* [What to produce]:
In your copy, leave out the pictures and repeat the entries below exactly.

* [Data to use]:

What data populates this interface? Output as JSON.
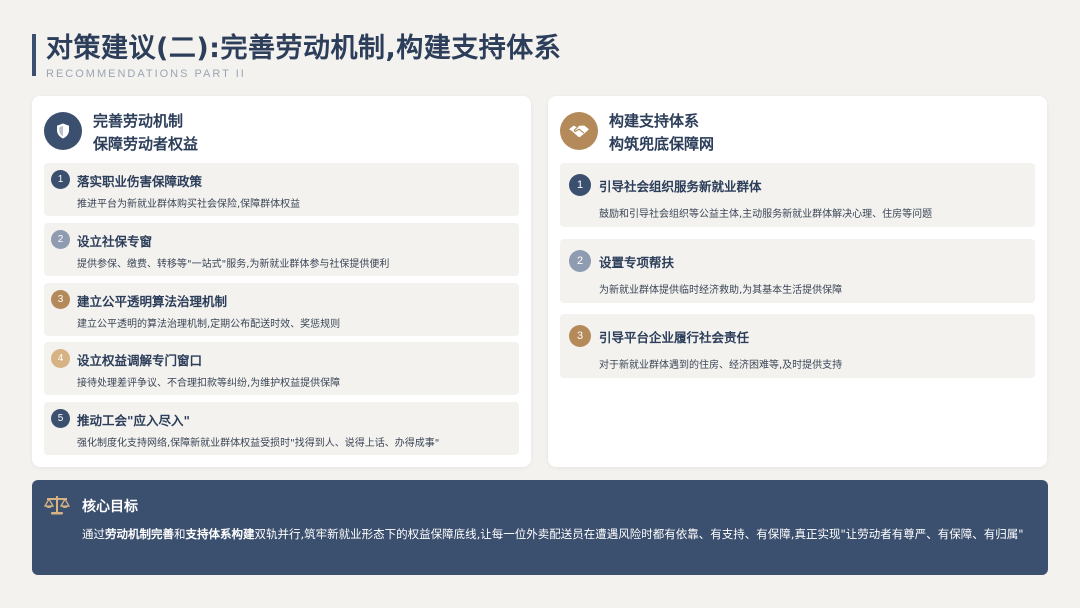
{
  "header": {
    "title": "对策建议(二):完善劳动机制,构建支持体系",
    "subtitle": "RECOMMENDATIONS PART II"
  },
  "left_card": {
    "icon": "shield-icon",
    "heading_line1": "完善劳动机制",
    "heading_line2": "保障劳动者权益",
    "items": [
      {
        "num": "1",
        "title": "落实职业伤害保障政策",
        "desc": "推进平台为新就业群体购买社会保险,保障群体权益",
        "color": "#3b4f6e"
      },
      {
        "num": "2",
        "title": "设立社保专窗",
        "desc": "提供参保、缴费、转移等\"一站式\"服务,为新就业群体参与社保提供便利",
        "color": "#8e9bb0"
      },
      {
        "num": "3",
        "title": "建立公平透明算法治理机制",
        "desc": "建立公平透明的算法治理机制,定期公布配送时效、奖惩规则",
        "color": "#b48a5a"
      },
      {
        "num": "4",
        "title": "设立权益调解专门窗口",
        "desc": "接待处理差评争议、不合理扣款等纠纷,为维护权益提供保障",
        "color": "#d7b384"
      },
      {
        "num": "5",
        "title": "推动工会\"应入尽入\"",
        "desc": "强化制度化支持网络,保障新就业群体权益受损时\"找得到人、说得上话、办得成事\"",
        "color": "#3b4f6e"
      }
    ]
  },
  "right_card": {
    "icon": "handshake-icon",
    "heading_line1": "构建支持体系",
    "heading_line2": "构筑兜底保障网",
    "items": [
      {
        "num": "1",
        "title": "引导社会组织服务新就业群体",
        "desc": "鼓励和引导社会组织等公益主体,主动服务新就业群体解决心理、住房等问题",
        "color": "#3b4f6e"
      },
      {
        "num": "2",
        "title": "设置专项帮扶",
        "desc": "为新就业群体提供临时经济救助,为其基本生活提供保障",
        "color": "#8e9bb0"
      },
      {
        "num": "3",
        "title": "引导平台企业履行社会责任",
        "desc": "对于新就业群体遇到的住房、经济困难等,及时提供支持",
        "color": "#b48a5a"
      }
    ]
  },
  "goal": {
    "icon": "balance-scale-icon",
    "title": "核心目标",
    "text_part1": "通过",
    "text_bold1": "劳动机制完善",
    "text_part2": "和",
    "text_bold2": "支持体系构建",
    "text_part3": "双轨并行,筑牢新就业形态下的权益保障底线,让每一位外卖配送员在遭遇风险时都有依靠、有支持、有保障,真正实现\"让劳动者有尊严、有保障、有归属\""
  }
}
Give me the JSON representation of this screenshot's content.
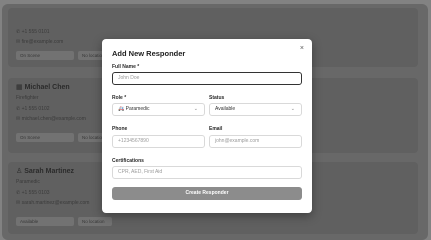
{
  "background_cards": [
    {
      "name": "",
      "role": "",
      "phone": "+1 555 0101",
      "email": "fire@example.com",
      "status": "On Scene",
      "assignment": "No location"
    },
    {
      "name": "Michael Chen",
      "role": "Firefighter",
      "phone": "+1 555 0102",
      "email": "michael.chen@example.com",
      "status": "On Scene",
      "assignment": "No location"
    },
    {
      "name": "Sarah Martinez",
      "role": "Paramedic",
      "phone": "+1 555 0103",
      "email": "sarah.martinez@example.com",
      "status": "Available",
      "assignment": "No location"
    }
  ],
  "modal": {
    "title": "Add New Responder",
    "close_icon": "×",
    "full_name_label": "Full Name *",
    "full_name_placeholder": "John Doe",
    "role_label": "Role *",
    "role_value": "Paramedic",
    "role_icon": "🚑",
    "status_label": "Status",
    "status_value": "Available",
    "phone_label": "Phone",
    "phone_placeholder": "+1234567890",
    "email_label": "Email",
    "email_placeholder": "john@example.com",
    "certifications_label": "Certifications",
    "certifications_placeholder": "CPR, AED, First Aid",
    "submit_label": "Create Responder"
  }
}
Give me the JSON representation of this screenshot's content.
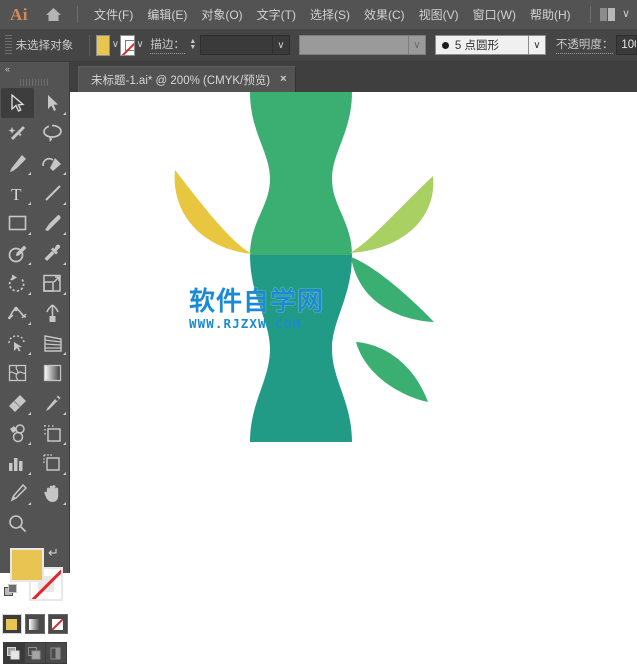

* [Solution for this problem]:
What data populates this interface? Output as JSON.
{
  "header": {
    "title": "对策建议(二):完善劳动机制,构建支持体系",
    "subtitle": "RECOMMENDATIONS PART II"
  },
  "left_card": {
    "icon": "shield-icon",
    "heading_line1": "完善劳动机制",
    "heading_line2": "保障劳动者权益",
    "items": [
      {
        "num": "1",
        "title": "落实职业伤害保障政策",
        "desc": "推进平台为新就业群体购买社会保险,保障群体权益",
        "color": "#3b4f6e"
      },
      {
        "num": "2",
        "title": "设立社保专窗",
        "desc": "提供参保、缴费、转移等\"一站式\"服务,为新就业群体参与社保提供便利",
        "color": "#8e9bb0"
      },
      {
        "num": "3",
        "title": "建立公平透明算法治理机制",
        "desc": "建立公平透明的算法治理机制,定期公布配送时效、奖惩规则",
        "color": "#b48a5a"
      },
      {
        "num": "4",
        "title": "设立权益调解专门窗口",
        "desc": "接待处理差评争议、不合理扣款等纠纷,为维护权益提供保障",
        "color": "#d7b384"
      },
      {
        "num": "5",
        "title": "推动工会\"应入尽入\"",
        "desc": "强化制度化支持网络,保障新就业群体权益受损时\"找得到人、说得上话、办得成事\"",
        "color": "#3b4f6e"
      }
    ]
  },
  "right_card": {
    "icon": "handshake-icon",
    "heading_line1": "构建支持体系",
    "heading_line2": "构筑兜底保障网",
    "items": [
      {
        "num": "1",
        "title": "引导社会组织服务新就业群体",
        "desc": "鼓励和引导社会组织等公益主体,主动服务新就业群体解决心理、住房等问题",
        "color": "#3b4f6e"
      },
      {
        "num": "2",
        "title": "设置专项帮扶",
        "desc": "为新就业群体提供临时经济救助,为其基本生活提供保障",
        "color": "#8e9bb0"
      },
      {
        "num": "3",
        "title": "引导平台企业履行社会责任",
        "desc": "对于新就业群体遇到的住房、经济困难等,及时提供支持",
        "color": "#b48a5a"
      }
    ]
  },
  "goal": {
    "icon": "balance-scale-icon",
    "title": "核心目标",
    "text_part1": "通过",
    "text_bold1": "劳动机制完善",
    "text_part2": "和",
    "text_bold2": "支持体系构建",
    "text_part3": "双轨并行,筑牢新就业形态下的权益保障底线,让每一位外卖配送员在遭遇风险时都有依靠、有支持、有保障,真正实现\"让劳动者有尊严、有保障、有归属\""
  }
}
Give me the JSON representation of this screenshot's content.
{
  "background_cards": [
    {
      "name": "",
      "role": "",
      "phone": "+1 555 0101",
      "email": "fire@example.com",
      "status": "On Scene",
      "assignment": "No location"
    },
    {
      "name": "Michael Chen",
      "role": "Firefighter",
      "phone": "+1 555 0102",
      "email": "michael.chen@example.com",
      "status": "On Scene",
      "assignment": "No location"
    },
    {
      "name": "Sarah Martinez",
      "role": "Paramedic",
      "phone": "+1 555 0103",
      "email": "sarah.martinez@example.com",
      "status": "Available",
      "assignment": "No location"
    }
  ],
  "modal": {
    "title": "Add New Responder",
    "close_icon": "×",
    "full_name_label": "Full Name *",
    "full_name_placeholder": "John Doe",
    "role_label": "Role *",
    "role_value": "Paramedic",
    "role_icon": "🚑",
    "status_label": "Status",
    "status_value": "Available",
    "phone_label": "Phone",
    "phone_placeholder": "+1234567890",
    "email_label": "Email",
    "email_placeholder": "john@example.com",
    "certifications_label": "Certifications",
    "certifications_placeholder": "CPR, AED, First Aid",
    "submit_label": "Create Responder"
  }
}
Give me the JSON representation of this screenshot's content.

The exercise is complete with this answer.